Exercise ▸
Check every line below for the word "JSON" and copy the ones that have it.

Data shown ▸

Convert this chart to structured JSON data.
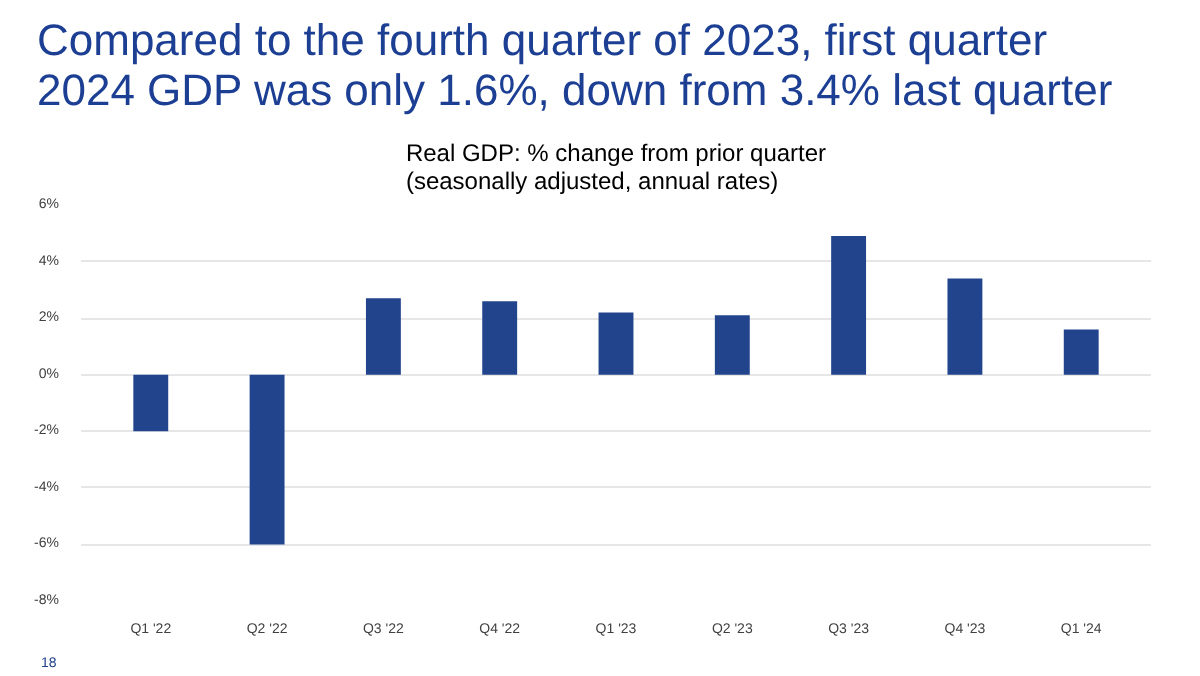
{
  "chart_data": {
    "type": "bar",
    "title": "Compared to the fourth quarter of 2023, first quarter\n2024 GDP was only 1.6%, down from 3.4% last quarter",
    "subtitle": "Real GDP: % change from prior quarter\n(seasonally adjusted, annual rates)",
    "categories": [
      "Q1 '22",
      "Q2 '22",
      "Q3 '22",
      "Q4 '22",
      "Q1 '23",
      "Q2 '23",
      "Q3 '23",
      "Q4 '23",
      "Q1 '24"
    ],
    "values": [
      -2.0,
      -6.0,
      2.7,
      2.6,
      2.2,
      2.1,
      4.9,
      3.4,
      1.6
    ],
    "color": "#21448c",
    "ylim": [
      -8,
      6
    ],
    "yticks": [
      {
        "value": -8,
        "label": "-8%"
      },
      {
        "value": -6,
        "label": "-6%"
      },
      {
        "value": -4,
        "label": "-4%"
      },
      {
        "value": -2,
        "label": "-2%"
      },
      {
        "value": 0,
        "label": "0%"
      },
      {
        "value": 2,
        "label": "2%"
      },
      {
        "value": 4,
        "label": "4%"
      },
      {
        "value": 6,
        "label": "6%"
      }
    ],
    "grid": "y",
    "annotations": [
      "18"
    ]
  }
}
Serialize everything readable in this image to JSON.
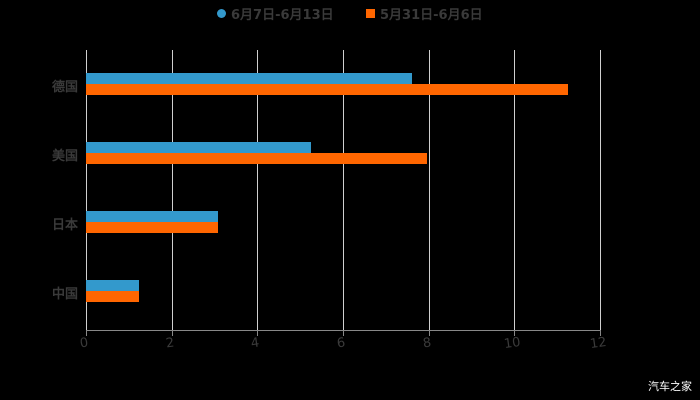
{
  "chart_data": {
    "type": "bar",
    "orientation": "horizontal",
    "title": "",
    "xlabel": "",
    "ylabel": "",
    "categories": [
      "德国",
      "美国",
      "日本",
      "中国"
    ],
    "series": [
      {
        "name": "6月7日-6月13日",
        "color": "#3399cc",
        "values": [
          7.6,
          5.25,
          3.08,
          1.24
        ]
      },
      {
        "name": "5月31日-6月6日",
        "color": "#ff6600",
        "values": [
          11.25,
          7.95,
          3.08,
          1.24
        ]
      }
    ],
    "xlim": [
      0,
      12
    ],
    "xticks": [
      "0",
      "2",
      "4",
      "6",
      "8",
      "10",
      "12"
    ],
    "grid": true,
    "legend_position": "top"
  },
  "legend": {
    "s1": "6月7日-6月13日",
    "s2": "5月31日-6月6日"
  },
  "watermark": "汽车之家"
}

Exercise output ▸
Convert this chart to structured JSON data.
Serialize everything readable in this image to JSON.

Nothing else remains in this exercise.